◆ WHAT YOU HAVE TO DO ◆
From the entries below, say how many lines carry the word "hátul", and give nothing but the number.

◆ TASK DATA ◆
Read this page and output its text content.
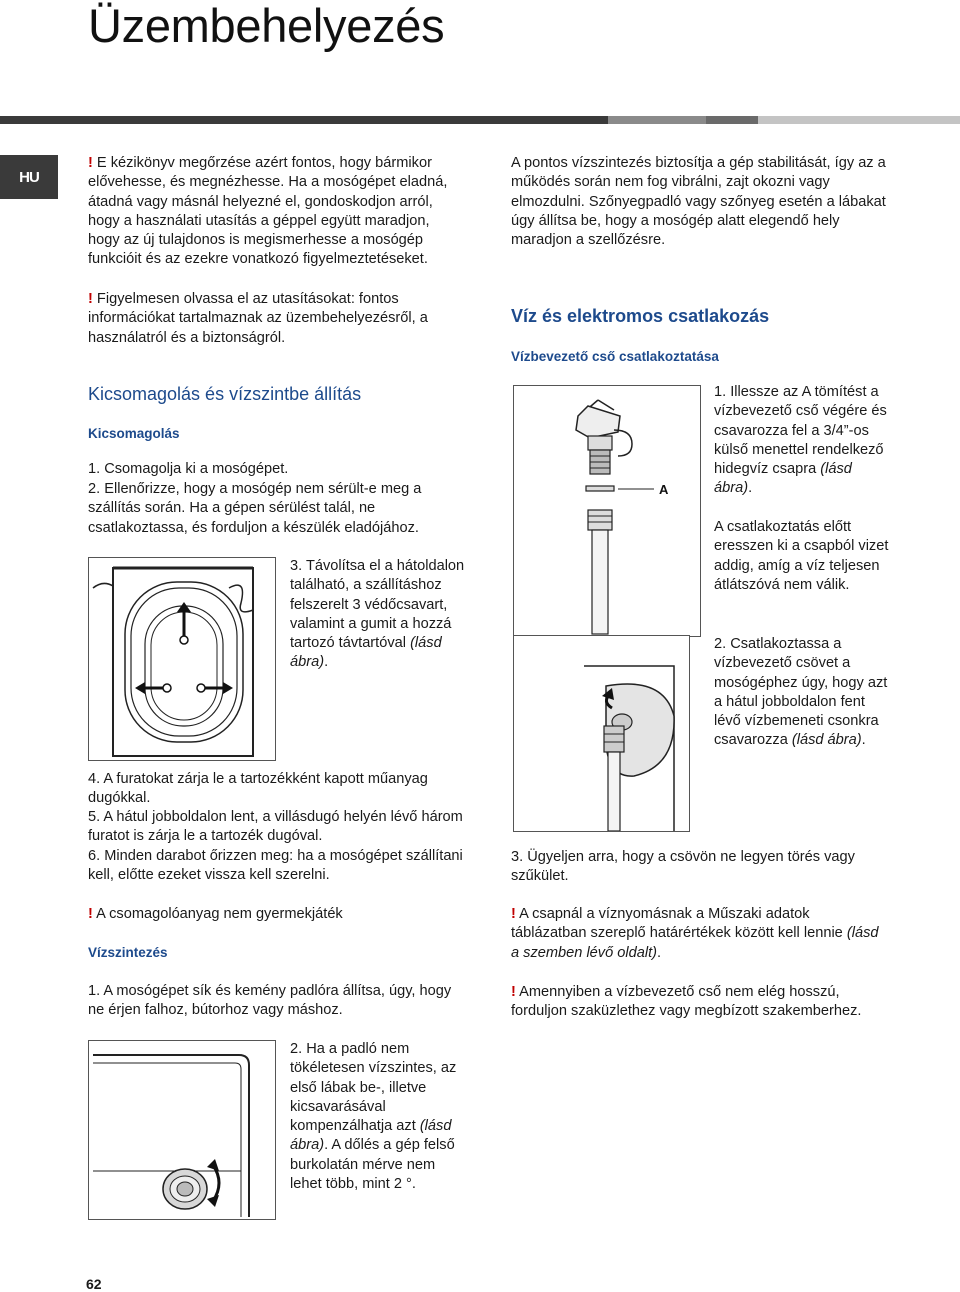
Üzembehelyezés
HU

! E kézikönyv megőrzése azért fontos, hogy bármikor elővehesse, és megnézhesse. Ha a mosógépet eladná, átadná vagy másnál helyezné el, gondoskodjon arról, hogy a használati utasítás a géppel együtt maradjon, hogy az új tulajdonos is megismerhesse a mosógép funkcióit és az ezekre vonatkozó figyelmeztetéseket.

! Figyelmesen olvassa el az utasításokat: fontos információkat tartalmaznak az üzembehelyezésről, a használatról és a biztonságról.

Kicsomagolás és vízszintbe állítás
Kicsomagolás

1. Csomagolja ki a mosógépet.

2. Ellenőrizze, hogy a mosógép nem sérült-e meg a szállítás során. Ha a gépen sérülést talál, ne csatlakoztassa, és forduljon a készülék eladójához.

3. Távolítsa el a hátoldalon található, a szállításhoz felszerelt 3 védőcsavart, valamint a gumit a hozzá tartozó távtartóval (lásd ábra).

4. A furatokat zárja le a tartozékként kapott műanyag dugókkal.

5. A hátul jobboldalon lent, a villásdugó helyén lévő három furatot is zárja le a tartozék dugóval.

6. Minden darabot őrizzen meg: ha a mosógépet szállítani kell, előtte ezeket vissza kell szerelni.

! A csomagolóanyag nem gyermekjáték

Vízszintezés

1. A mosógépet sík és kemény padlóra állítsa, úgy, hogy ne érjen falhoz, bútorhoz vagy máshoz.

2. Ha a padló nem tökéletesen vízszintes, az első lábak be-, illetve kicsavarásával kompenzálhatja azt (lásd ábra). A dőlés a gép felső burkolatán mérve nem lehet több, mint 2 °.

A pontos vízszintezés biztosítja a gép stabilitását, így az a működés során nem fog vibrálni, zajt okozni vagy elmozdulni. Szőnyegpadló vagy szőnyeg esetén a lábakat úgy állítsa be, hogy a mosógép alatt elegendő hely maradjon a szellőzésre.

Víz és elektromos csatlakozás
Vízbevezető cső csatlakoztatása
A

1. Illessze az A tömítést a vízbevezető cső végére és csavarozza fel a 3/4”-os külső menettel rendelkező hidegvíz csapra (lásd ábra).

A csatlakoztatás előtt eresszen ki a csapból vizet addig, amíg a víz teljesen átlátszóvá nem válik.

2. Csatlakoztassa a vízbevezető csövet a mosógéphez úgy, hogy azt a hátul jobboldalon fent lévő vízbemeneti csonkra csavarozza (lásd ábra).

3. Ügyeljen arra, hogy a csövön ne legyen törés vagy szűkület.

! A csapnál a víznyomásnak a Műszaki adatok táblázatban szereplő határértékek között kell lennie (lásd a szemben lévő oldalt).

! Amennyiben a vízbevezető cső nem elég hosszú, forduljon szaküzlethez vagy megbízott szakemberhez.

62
* * *
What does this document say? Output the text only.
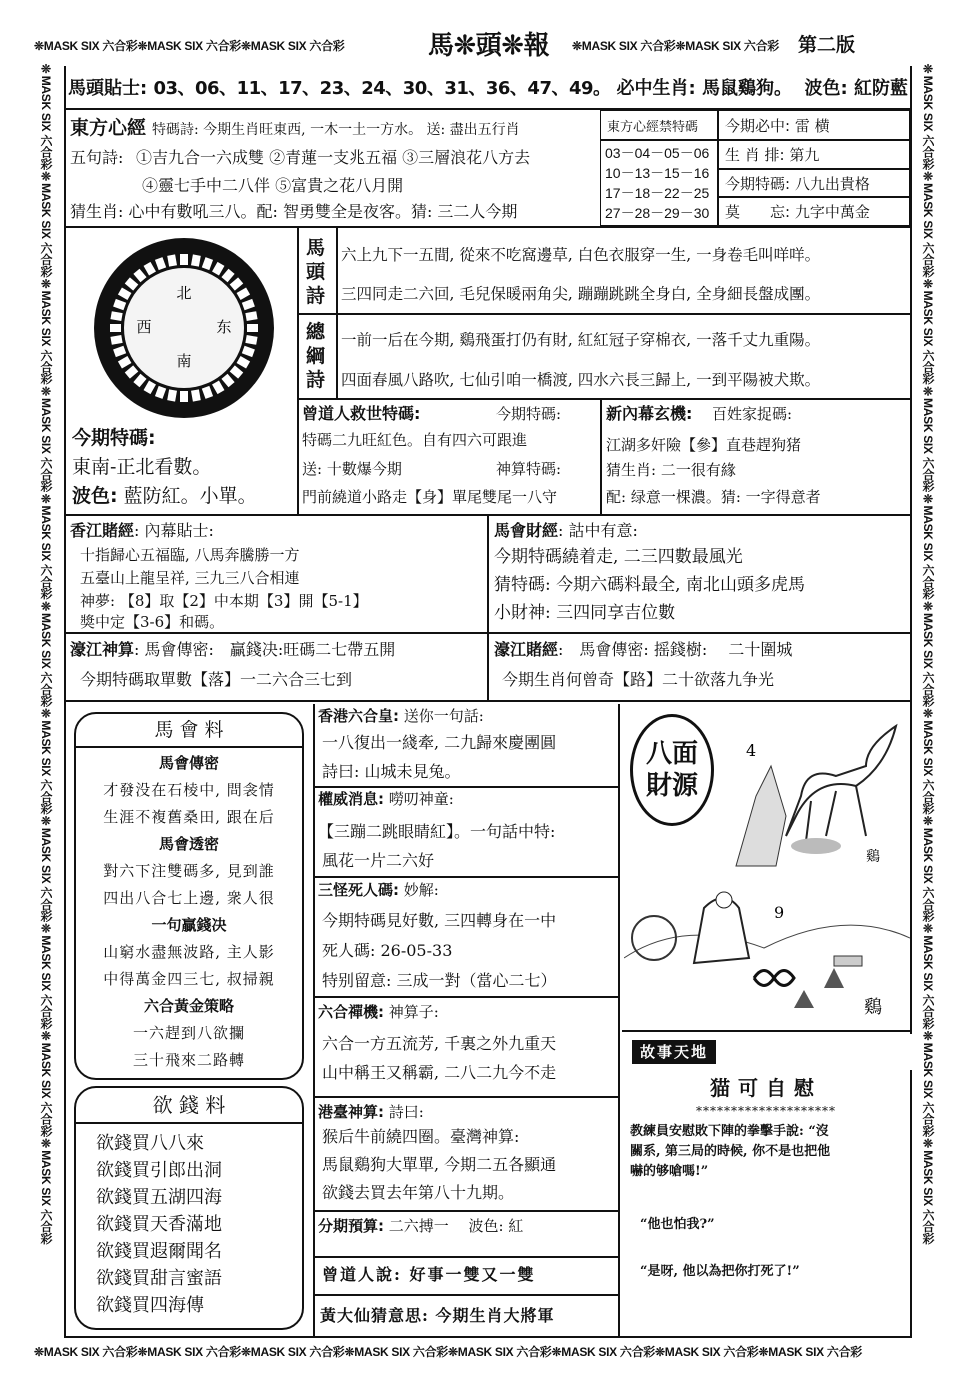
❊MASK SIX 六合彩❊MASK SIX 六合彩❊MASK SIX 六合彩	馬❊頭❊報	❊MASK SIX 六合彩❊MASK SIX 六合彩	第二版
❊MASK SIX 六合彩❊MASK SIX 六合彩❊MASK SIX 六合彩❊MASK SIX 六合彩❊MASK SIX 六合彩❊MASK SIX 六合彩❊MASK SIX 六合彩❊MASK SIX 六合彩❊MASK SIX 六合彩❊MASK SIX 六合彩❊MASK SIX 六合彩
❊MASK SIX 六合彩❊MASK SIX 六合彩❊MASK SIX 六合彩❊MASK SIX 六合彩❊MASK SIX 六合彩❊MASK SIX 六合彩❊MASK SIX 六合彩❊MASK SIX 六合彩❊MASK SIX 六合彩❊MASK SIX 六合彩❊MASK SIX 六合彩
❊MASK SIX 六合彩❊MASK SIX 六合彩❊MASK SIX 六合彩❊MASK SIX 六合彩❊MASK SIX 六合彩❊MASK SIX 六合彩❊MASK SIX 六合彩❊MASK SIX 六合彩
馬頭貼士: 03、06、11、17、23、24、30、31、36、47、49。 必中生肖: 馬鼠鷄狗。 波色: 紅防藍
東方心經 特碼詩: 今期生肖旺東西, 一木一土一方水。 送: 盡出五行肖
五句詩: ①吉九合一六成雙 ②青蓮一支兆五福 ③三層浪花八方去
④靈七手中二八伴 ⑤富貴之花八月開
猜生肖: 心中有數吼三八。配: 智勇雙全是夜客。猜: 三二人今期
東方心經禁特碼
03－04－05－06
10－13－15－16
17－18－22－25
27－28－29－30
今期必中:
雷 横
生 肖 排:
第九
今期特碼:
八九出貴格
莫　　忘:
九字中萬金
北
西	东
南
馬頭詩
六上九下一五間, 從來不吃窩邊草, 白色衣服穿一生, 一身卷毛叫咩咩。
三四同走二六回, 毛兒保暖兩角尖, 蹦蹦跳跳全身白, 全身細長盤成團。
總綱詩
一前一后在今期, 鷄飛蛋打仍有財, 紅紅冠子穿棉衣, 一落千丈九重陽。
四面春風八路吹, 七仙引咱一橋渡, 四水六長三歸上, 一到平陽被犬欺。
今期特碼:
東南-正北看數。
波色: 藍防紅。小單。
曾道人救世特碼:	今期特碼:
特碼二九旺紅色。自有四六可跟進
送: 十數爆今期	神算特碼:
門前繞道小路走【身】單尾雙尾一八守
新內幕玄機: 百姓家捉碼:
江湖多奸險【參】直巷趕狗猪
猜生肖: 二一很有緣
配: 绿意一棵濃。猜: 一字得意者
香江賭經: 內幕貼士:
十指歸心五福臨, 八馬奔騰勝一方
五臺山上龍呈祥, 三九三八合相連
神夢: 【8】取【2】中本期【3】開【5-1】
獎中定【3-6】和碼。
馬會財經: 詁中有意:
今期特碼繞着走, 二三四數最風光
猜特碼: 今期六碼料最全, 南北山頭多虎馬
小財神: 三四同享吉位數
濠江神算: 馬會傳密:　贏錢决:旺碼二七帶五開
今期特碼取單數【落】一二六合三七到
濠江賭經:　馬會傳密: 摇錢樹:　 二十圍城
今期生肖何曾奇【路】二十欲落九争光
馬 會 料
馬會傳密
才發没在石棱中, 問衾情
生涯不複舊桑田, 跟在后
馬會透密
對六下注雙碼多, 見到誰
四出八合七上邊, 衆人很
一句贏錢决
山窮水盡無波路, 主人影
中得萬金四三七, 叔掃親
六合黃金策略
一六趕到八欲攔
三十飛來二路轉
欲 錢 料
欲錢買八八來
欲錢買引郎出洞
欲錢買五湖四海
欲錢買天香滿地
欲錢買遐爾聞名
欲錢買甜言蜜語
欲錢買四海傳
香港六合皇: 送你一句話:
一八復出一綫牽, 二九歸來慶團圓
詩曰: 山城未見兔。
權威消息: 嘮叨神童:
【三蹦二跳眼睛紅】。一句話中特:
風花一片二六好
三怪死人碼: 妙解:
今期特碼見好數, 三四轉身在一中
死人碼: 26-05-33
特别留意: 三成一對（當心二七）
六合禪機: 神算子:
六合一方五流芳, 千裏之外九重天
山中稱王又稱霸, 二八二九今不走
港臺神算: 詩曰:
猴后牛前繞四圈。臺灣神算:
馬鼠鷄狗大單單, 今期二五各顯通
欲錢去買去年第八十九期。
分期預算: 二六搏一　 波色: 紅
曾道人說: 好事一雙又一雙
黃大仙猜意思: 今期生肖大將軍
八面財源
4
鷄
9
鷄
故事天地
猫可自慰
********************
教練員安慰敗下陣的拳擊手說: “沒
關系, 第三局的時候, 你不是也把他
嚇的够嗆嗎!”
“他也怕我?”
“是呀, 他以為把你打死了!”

◆ THE ANSWER ◆
2